* What you are asked to do:
Rewrite the stretch of data from the start through the line containing "series-c2 [143,712,897,895]", replacing "legend-label" with "legend-text" and leaving everything else unchanged.

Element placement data
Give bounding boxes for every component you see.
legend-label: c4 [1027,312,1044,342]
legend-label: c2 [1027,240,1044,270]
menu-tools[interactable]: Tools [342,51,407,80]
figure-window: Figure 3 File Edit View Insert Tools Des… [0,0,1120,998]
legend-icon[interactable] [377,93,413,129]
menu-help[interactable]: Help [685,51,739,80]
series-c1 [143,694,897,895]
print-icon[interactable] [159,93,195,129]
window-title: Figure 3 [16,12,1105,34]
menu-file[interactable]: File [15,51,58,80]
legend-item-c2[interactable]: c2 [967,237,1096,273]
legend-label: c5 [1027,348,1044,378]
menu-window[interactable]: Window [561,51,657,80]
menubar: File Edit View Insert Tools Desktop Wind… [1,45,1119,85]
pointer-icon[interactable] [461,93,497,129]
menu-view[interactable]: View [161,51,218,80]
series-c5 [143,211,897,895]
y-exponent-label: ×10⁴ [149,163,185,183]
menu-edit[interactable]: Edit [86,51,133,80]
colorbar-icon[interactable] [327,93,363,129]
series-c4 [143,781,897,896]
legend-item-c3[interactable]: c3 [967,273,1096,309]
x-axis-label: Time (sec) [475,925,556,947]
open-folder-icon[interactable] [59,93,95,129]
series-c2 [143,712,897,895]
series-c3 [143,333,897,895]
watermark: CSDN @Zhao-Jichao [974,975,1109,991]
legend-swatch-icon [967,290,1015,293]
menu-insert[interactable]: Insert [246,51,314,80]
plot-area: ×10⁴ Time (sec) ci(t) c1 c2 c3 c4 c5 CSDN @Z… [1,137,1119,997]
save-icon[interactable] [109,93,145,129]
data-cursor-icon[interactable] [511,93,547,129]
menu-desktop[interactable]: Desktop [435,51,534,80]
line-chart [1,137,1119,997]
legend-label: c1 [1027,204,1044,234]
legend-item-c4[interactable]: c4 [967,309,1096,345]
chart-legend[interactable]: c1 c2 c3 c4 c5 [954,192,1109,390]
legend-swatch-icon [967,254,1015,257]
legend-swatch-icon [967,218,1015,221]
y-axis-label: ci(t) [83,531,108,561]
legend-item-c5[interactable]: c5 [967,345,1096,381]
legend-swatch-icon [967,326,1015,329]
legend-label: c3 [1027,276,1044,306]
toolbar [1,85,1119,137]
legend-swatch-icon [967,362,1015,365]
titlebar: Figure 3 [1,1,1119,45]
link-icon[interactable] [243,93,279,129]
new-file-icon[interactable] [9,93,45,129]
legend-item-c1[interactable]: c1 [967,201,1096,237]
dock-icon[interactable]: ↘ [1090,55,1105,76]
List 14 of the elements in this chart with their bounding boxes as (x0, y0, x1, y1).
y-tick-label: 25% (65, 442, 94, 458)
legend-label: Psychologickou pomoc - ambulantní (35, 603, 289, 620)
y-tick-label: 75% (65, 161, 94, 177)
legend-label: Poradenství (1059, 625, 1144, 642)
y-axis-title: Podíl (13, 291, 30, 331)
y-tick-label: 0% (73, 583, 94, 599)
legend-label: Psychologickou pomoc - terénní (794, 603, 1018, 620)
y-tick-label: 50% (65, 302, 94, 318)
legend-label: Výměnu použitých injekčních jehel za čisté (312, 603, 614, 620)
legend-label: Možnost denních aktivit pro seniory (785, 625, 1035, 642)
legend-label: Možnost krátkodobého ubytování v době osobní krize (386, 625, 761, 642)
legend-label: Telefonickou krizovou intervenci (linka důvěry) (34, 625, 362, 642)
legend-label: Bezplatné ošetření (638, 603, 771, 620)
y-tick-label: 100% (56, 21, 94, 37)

* Worked solution:
Give bounding boxes for every component you see.
legend-text: c4 [1027,312,1044,342]
legend-text: c2 [1027,240,1044,270]
menu-tools[interactable]: Tools [342,51,407,80]
figure-window: Figure 3 File Edit View Insert Tools Des… [0,0,1120,998]
legend-icon[interactable] [377,93,413,129]
menu-help[interactable]: Help [685,51,739,80]
series-c1 [143,694,897,895]
print-icon[interactable] [159,93,195,129]
window-title: Figure 3 [16,12,1105,34]
menu-file[interactable]: File [15,51,58,80]
legend-item-c2[interactable]: c2 [967,237,1096,273]
legend-text: c5 [1027,348,1044,378]
menu-window[interactable]: Window [561,51,657,80]
menubar: File Edit View Insert Tools Desktop Wind… [1,45,1119,85]
pointer-icon[interactable] [461,93,497,129]
menu-view[interactable]: View [161,51,218,80]
series-c5 [143,211,897,895]
y-exponent-label: ×10⁴ [149,163,185,183]
menu-edit[interactable]: Edit [86,51,133,80]
colorbar-icon[interactable] [327,93,363,129]
series-c4 [143,781,897,896]
legend-item-c3[interactable]: c3 [967,273,1096,309]
x-axis-label: Time (sec) [475,925,556,947]
open-folder-icon[interactable] [59,93,95,129]
series-c2 [143,712,897,895]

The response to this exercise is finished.